DIRECTIONS: Recast the items from the start up to and including the line with "nav-support[interactable]: Support [545,45,581,56]" as a Markdown table with the columns Row and Line, giving each line its own numbered row and leaving out blank lines.

⁂

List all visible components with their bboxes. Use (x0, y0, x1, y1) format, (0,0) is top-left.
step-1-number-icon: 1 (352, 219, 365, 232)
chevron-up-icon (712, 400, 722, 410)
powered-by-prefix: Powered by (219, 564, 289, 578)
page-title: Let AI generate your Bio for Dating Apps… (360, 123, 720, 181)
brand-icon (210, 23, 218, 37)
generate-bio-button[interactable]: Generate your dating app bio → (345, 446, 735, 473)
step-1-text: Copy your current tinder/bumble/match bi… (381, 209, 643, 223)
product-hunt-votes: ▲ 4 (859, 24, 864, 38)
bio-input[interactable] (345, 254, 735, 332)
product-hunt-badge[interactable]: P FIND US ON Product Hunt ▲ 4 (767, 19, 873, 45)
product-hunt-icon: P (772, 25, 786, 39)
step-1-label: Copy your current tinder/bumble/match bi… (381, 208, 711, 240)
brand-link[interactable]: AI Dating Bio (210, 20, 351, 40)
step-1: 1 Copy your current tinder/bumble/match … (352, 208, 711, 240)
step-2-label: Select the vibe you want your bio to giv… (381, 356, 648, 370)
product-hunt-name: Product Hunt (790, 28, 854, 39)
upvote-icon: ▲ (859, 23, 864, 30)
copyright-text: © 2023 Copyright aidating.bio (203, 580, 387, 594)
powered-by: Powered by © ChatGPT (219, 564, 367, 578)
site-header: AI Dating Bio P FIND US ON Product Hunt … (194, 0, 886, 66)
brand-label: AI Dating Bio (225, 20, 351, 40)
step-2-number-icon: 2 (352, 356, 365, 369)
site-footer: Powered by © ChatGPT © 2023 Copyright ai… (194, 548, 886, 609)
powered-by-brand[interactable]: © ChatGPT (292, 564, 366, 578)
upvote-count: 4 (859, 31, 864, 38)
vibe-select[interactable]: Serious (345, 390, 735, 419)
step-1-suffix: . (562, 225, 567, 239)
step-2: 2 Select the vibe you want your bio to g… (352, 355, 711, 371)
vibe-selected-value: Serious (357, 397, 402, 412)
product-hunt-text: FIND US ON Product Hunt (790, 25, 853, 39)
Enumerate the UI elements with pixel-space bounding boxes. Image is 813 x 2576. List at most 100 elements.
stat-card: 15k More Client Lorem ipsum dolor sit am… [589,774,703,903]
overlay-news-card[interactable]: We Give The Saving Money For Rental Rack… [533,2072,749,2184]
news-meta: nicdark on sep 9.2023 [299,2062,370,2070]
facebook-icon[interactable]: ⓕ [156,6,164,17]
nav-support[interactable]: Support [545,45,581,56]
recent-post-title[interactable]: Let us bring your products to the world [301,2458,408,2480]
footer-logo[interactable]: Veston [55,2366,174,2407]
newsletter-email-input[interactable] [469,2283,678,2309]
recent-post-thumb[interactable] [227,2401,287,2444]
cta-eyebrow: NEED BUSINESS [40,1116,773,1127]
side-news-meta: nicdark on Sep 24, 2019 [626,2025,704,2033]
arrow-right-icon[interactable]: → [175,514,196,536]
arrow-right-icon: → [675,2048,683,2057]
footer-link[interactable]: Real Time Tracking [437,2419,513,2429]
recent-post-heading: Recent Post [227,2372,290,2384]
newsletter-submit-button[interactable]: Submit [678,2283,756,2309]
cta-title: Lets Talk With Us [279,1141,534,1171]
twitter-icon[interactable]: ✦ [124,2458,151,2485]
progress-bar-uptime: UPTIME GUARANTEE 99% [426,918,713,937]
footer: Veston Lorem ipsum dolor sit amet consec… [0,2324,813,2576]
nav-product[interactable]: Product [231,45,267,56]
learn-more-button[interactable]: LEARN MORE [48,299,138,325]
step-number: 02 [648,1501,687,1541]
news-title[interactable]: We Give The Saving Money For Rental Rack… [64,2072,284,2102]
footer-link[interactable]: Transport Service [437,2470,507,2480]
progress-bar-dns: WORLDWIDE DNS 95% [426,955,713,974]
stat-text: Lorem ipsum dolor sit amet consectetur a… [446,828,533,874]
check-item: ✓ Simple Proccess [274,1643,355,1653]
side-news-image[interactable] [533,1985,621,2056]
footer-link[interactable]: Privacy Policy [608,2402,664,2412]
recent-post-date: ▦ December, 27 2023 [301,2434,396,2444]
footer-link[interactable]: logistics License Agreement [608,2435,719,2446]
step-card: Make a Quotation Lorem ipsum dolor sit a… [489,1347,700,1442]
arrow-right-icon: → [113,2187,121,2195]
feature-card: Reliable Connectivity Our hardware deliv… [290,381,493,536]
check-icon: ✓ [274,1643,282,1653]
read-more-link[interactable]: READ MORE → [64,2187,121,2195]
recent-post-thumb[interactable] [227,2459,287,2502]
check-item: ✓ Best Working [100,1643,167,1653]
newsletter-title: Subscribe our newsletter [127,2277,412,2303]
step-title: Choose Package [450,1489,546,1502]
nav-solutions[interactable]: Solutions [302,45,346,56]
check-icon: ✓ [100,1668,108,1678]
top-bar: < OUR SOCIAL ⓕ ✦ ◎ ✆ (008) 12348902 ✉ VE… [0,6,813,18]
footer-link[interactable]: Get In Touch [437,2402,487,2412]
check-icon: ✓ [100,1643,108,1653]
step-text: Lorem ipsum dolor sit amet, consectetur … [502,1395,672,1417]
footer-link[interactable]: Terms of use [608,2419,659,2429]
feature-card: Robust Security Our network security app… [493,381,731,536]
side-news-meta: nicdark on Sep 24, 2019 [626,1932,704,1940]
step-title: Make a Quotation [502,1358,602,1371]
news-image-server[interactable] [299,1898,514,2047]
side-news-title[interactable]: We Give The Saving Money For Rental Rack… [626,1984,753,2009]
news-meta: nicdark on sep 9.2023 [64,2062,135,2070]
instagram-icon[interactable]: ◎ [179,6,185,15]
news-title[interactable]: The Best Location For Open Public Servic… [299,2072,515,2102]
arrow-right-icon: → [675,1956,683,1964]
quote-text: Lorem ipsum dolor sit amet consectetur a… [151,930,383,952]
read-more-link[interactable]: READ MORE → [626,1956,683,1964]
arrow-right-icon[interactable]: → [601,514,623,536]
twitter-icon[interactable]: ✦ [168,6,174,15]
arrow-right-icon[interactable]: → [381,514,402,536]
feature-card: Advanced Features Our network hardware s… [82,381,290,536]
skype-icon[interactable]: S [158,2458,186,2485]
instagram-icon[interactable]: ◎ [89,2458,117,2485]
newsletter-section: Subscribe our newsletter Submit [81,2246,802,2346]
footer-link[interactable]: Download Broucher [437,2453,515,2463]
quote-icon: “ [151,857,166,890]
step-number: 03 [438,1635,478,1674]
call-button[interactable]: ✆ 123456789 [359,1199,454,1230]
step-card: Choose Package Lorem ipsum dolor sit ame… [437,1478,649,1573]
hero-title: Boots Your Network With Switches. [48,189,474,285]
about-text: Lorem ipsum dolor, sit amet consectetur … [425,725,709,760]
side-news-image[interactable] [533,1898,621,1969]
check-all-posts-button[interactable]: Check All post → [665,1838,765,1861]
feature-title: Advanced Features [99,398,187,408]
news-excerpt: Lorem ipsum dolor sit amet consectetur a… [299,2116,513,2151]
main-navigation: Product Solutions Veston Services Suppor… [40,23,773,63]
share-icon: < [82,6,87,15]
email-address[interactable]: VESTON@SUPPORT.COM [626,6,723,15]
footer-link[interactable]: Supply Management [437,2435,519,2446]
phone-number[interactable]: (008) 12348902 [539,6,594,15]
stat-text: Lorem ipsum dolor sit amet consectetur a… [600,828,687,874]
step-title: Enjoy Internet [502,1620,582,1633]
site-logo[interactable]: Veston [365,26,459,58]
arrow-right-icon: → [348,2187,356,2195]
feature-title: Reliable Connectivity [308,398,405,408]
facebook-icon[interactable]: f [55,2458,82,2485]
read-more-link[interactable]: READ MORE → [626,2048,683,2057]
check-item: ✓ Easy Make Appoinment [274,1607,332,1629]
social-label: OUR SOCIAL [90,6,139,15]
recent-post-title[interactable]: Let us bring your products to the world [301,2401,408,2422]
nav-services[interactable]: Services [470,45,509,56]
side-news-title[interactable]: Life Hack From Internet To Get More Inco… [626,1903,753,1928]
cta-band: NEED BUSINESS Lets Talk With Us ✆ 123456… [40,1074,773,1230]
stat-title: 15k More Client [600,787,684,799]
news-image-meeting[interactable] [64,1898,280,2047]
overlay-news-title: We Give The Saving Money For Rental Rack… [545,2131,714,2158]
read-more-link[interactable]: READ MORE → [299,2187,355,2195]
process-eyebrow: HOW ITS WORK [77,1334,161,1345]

⁂

OUTPUT FOR THIS TASK:
| Row | Line |
|---|---|
| 1 | List all visible components with their bboxes. Use (x0, y0, x1, y1) format, (0,0) is top-left. |
| 2 | step-1-number-icon: 1 (352, 219, 365, 232) |
| 3 | chevron-up-icon (712, 400, 722, 410) |
| 4 | powered-by-prefix: Powered by (219, 564, 289, 578) |
| 5 | page-title: Let AI generate your Bio for Dating Apps… (360, 123, 720, 181) |
| 6 | brand-icon (210, 23, 218, 37) |
| 7 | generate-bio-button[interactable]: Generate your dating app bio → (345, 446, 735, 473) |
| 8 | step-1-text: Copy your current tinder/bumble/match bi… (381, 209, 643, 223) |
| 9 | product-hunt-votes: ▲ 4 (859, 24, 864, 38) |
| 10 | bio-input[interactable] (345, 254, 735, 332) |
| 11 | product-hunt-badge[interactable]: P FIND US ON Product Hunt ▲ 4 (767, 19, 873, 45) |
| 12 | product-hunt-icon: P (772, 25, 786, 39) |
| 13 | step-1-label: Copy your current tinder/bumble/match bi… (381, 208, 711, 240) |
| 14 | brand-link[interactable]: AI Dating Bio (210, 20, 351, 40) |
| 15 | step-1: 1 Copy your current tinder/bumble/match … (352, 208, 711, 240) |
| 16 | step-2-label: Select the vibe you want your bio to giv… (381, 356, 648, 370) |
| 17 | product-hunt-name: Product Hunt (790, 28, 854, 39) |
| 18 | upvote-icon: ▲ (859, 23, 864, 30) |
| 19 | copyright-text: © 2023 Copyright aidating.bio (203, 580, 387, 594) |
| 20 | powered-by: Powered by © ChatGPT (219, 564, 367, 578) |
| 21 | site-header: AI Dating Bio P FIND US ON Product Hunt … (194, 0, 886, 66) |
| 22 | brand-label: AI Dating Bio (225, 20, 351, 40) |
| 23 | step-2-number-icon: 2 (352, 356, 365, 369) |
| 24 | site-footer: Powered by © ChatGPT © 2023 Copyright ai… (194, 548, 886, 609) |
| 25 | powered-by-brand[interactable]: © ChatGPT (292, 564, 366, 578) |
| 26 | upvote-count: 4 (859, 31, 864, 38) |
| 27 | vibe-select[interactable]: Serious (345, 390, 735, 419) |
| 28 | step-1-suffix: . (562, 225, 567, 239) |
| 29 | step-2: 2 Select the vibe you want your bio to g… (352, 355, 711, 371) |
| 30 | vibe-selected-value: Serious (357, 397, 402, 412) |
| 31 | product-hunt-text: FIND US ON Product Hunt (790, 25, 853, 39) |
| 32 | Enumerate the UI elements with pixel-space bounding boxes. Image is 813 x 2576. List at most 100 elements. |
| 33 | stat-card: 15k More Client Lorem ipsum dolor sit am… [589,774,703,903] |
| 34 | overlay-news-card[interactable]: We Give The Saving Money For Rental Rack… [533,2072,749,2184] |
| 35 | news-meta: nicdark on sep 9.2023 [299,2062,370,2070] |
| 36 | facebook-icon[interactable]: ⓕ [156,6,164,17] |
| 37 | nav-support[interactable]: Support [545,45,581,56] |